Entries:
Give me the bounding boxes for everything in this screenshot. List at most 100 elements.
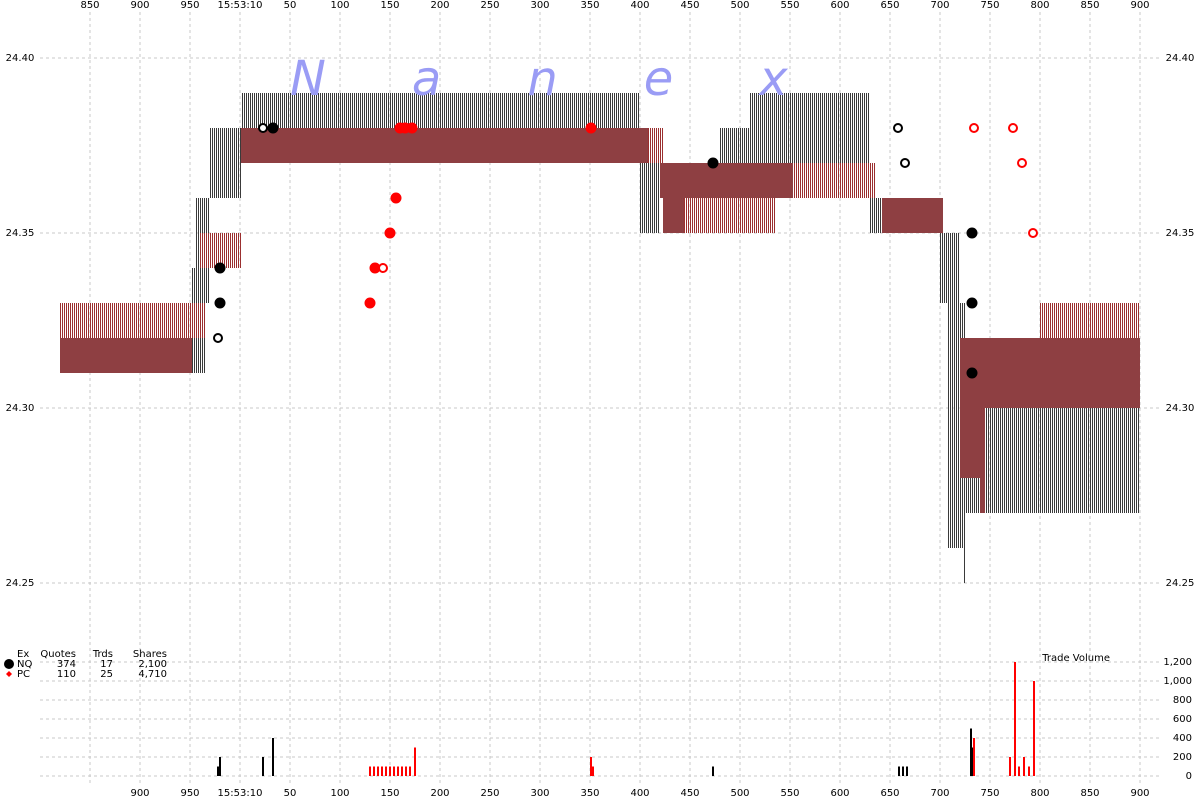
quote-band: [640, 163, 660, 233]
watermark: Nanex: [290, 51, 874, 107]
quote-band: [200, 233, 241, 268]
y-tick-label-left: 24.25: [6, 578, 35, 589]
legend-shares: 2,100: [138, 659, 167, 670]
quote-band-solid: [60, 338, 192, 373]
volume-tick-label: 800: [1173, 695, 1192, 706]
volume-bar: [973, 738, 975, 776]
volume-bar: [902, 766, 904, 776]
trade-point: [1017, 158, 1027, 168]
volume-bar: [373, 766, 375, 776]
quote-band: [648, 128, 663, 163]
legend-quotes: 110: [57, 669, 76, 680]
volume-tick-label: 1,000: [1163, 676, 1192, 687]
y-tick-label-right: 24.30: [1166, 403, 1195, 414]
x-tick-label-top: 700: [930, 0, 949, 11]
x-tick-label-top: 650: [880, 0, 899, 11]
x-tick-label-top: 950: [180, 0, 199, 11]
quote-band: [985, 408, 1140, 513]
volume-bar: [1028, 766, 1030, 776]
quote-band-solid: [663, 198, 684, 233]
trade-point: [966, 227, 978, 239]
trade-point: [585, 122, 597, 134]
y-tick-label-left: 24.30: [6, 403, 35, 414]
quote-bands: [60, 93, 1140, 583]
trade-point: [966, 297, 978, 309]
quote-band: [720, 128, 870, 163]
volume-tick-label: 1,200: [1163, 657, 1192, 668]
volume-bar: [385, 766, 387, 776]
volume-bar: [1023, 757, 1025, 776]
legend-marker: [4, 659, 14, 669]
quote-band-solid: [882, 198, 943, 233]
quote-band: [210, 128, 241, 198]
volume-bar: [1033, 681, 1035, 776]
trade-point: [384, 227, 396, 239]
volume-tick-label: 600: [1173, 714, 1192, 725]
volume-title: Trade Volume: [1041, 653, 1110, 664]
volume-bar: [906, 766, 908, 776]
x-tick-label-top: 450: [680, 0, 699, 11]
x-tick-label-top: 900: [130, 0, 149, 11]
trade-point: [1028, 228, 1038, 238]
legend-trades: 17: [100, 659, 113, 670]
trade-point: [214, 262, 226, 274]
x-tick-label-top: 350: [580, 0, 599, 11]
trade-point: [214, 297, 226, 309]
volume-bar: [272, 738, 274, 776]
trade-point: [969, 123, 979, 133]
trade-point: [900, 158, 910, 168]
volume-bar: [369, 766, 371, 776]
y-tick-label-left: 24.35: [6, 228, 35, 239]
volume-bar: [590, 757, 592, 776]
volume-bar: [397, 766, 399, 776]
trade-point: [966, 367, 978, 379]
volume-tick-label: 400: [1173, 733, 1192, 744]
x-tick-label-top: 50: [284, 0, 297, 11]
x-tick-label-top: 600: [830, 0, 849, 11]
legend-shares: 4,710: [138, 669, 167, 680]
volume-bar: [409, 766, 411, 776]
x-tick-label-bottom: 100: [330, 788, 349, 799]
quote-band: [750, 93, 870, 128]
trade-point: [390, 192, 402, 204]
trades: [213, 122, 1038, 379]
volume-bar: [592, 766, 594, 776]
volume-bar: [217, 766, 219, 776]
x-tick-label-bottom: 50: [284, 788, 297, 799]
x-tick-label-top: 200: [430, 0, 449, 11]
volume-bar: [414, 747, 416, 776]
legend-header: Shares: [133, 649, 167, 660]
x-tick-label-bottom: 800: [1030, 788, 1049, 799]
legend-trades: 25: [100, 669, 113, 680]
x-tick-label-top: 800: [1030, 0, 1049, 11]
y-tick-label-right: 24.35: [1166, 228, 1195, 239]
trade-point: [258, 123, 268, 133]
volume-bar: [1018, 766, 1020, 776]
volume-bar: [898, 766, 900, 776]
volume-bar: [1009, 757, 1011, 776]
x-tick-label-top: 550: [780, 0, 799, 11]
x-tick-label-bottom: 900: [130, 788, 149, 799]
quote-band: [870, 198, 882, 233]
volume-bar: [401, 766, 403, 776]
x-tick-label-top: 150: [380, 0, 399, 11]
legend-header: Trds: [92, 649, 113, 660]
volume-bar: [389, 766, 391, 776]
volume-bar: [712, 766, 714, 776]
quote-band: [793, 163, 875, 198]
quote-band: [963, 513, 965, 583]
volume-tick-label: 0: [1186, 771, 1192, 782]
x-tick-label-bottom: 250: [480, 788, 499, 799]
quote-band: [684, 198, 775, 233]
quote-band-solid: [660, 163, 793, 198]
x-tick-label-bottom: 950: [180, 788, 199, 799]
x-tick-label-bottom: 900: [1130, 788, 1149, 799]
x-tick-label-top: 750: [980, 0, 999, 11]
volume-tick-label: 200: [1173, 752, 1192, 763]
volume-bar: [393, 766, 395, 776]
trade-point: [707, 157, 719, 169]
legend-header: Ex: [17, 649, 29, 660]
x-tick-label-bottom: 400: [630, 788, 649, 799]
quote-band: [940, 233, 960, 303]
x-tick-label-top: 400: [630, 0, 649, 11]
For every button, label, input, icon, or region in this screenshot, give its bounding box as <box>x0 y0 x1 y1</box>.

Your instructions: Extract each row above that contains the string "trades". Case counts, so a row matches only if its letters have the same capitalization.

Final answer:
legend-trades: 17: [100, 659, 113, 670]
trades: [213, 122, 1038, 379]
legend-trades: 25: [100, 669, 113, 680]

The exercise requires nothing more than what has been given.